■ PROBLEM DETAILS
Copy the lines that follow, keeping every character the same.

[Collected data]
* Start *
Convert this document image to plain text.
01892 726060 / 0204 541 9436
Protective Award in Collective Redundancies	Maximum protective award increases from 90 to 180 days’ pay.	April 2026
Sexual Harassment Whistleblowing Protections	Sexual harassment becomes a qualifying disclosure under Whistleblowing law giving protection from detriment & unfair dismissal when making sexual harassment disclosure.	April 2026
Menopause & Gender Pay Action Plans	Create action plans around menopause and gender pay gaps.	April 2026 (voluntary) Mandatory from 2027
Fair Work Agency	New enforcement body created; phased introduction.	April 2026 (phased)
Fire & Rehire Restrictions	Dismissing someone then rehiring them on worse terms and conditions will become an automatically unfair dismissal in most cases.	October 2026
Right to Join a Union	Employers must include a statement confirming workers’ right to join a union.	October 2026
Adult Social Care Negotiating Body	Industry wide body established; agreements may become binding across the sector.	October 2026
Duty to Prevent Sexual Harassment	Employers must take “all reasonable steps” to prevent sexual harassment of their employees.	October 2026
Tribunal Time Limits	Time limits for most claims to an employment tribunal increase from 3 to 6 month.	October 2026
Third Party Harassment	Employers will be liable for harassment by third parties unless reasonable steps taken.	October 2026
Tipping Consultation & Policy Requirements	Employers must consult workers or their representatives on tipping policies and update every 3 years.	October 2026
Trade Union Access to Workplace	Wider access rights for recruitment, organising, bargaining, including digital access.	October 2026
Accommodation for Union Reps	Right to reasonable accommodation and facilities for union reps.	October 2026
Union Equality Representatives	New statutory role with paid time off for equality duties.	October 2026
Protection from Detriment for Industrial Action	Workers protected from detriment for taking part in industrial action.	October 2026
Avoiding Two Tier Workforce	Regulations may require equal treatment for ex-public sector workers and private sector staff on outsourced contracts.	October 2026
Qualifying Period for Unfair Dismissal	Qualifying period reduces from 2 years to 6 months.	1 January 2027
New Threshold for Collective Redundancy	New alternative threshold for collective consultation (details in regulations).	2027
* End *
■ RESPONSE BELOW
Convert this document image to plain text.
01892 726060 / 0204 541 9436
Protective Award in Collective Redundancies	Maximum protective award increases from 90 to 180 days’ pay.	April 2026
Sexual Harassment Whistleblowing Protections	Sexual harassment becomes a qualifying disclosure under Whistleblowing law giving protection from detriment & unfair dismissal when making sexual harassment disclosure.	April 2026
Menopause & Gender Pay Action Plans	Create action plans around menopause and gender pay gaps.	April 2026 (voluntary) Mandatory from 2027
Fair Work Agency	New enforcement body created; phased introduction.	April 2026 (phased)
Fire & Rehire Restrictions	Dismissing someone then rehiring them on worse terms and conditions will become an automatically unfair dismissal in most cases.	October 2026
Right to Join a Union	Employers must include a statement confirming workers’ right to join a union.	October 2026
Adult Social Care Negotiating Body	Industry wide body established; agreements may become binding across the sector.	October 2026
Duty to Prevent Sexual Harassment	Employers must take “all reasonable steps” to prevent sexual harassment of their employees.	October 2026
Tribunal Time Limits	Time limits for most claims to an employment tribunal increase from 3 to 6 month.	October 2026
Third Party Harassment	Employers will be liable for harassment by third parties unless reasonable steps taken.	October 2026
Tipping Consultation & Policy Requirements	Employers must consult workers or their representatives on tipping policies and update every 3 years.	October 2026
Trade Union Access to Workplace	Wider access rights for recruitment, organising, bargaining, including digital access.	October 2026
Accommodation for Union Reps	Right to reasonable accommodation and facilities for union reps.	October 2026
Union Equality Representatives	New statutory role with paid time off for equality duties.	October 2026
Protection from Detriment for Industrial Action	Workers protected from detriment for taking part in industrial action.	October 2026
Avoiding Two Tier Workforce	Regulations may require equal treatment for ex-public sector workers and private sector staff on outsourced contracts.	October 2026
Qualifying Period for Unfair Dismissal	Qualifying period reduces from 2 years to 6 months.	1 January 2027
New Threshold for Collective Redundancy	New alternative threshold for collective consultation (details in regulations).	2027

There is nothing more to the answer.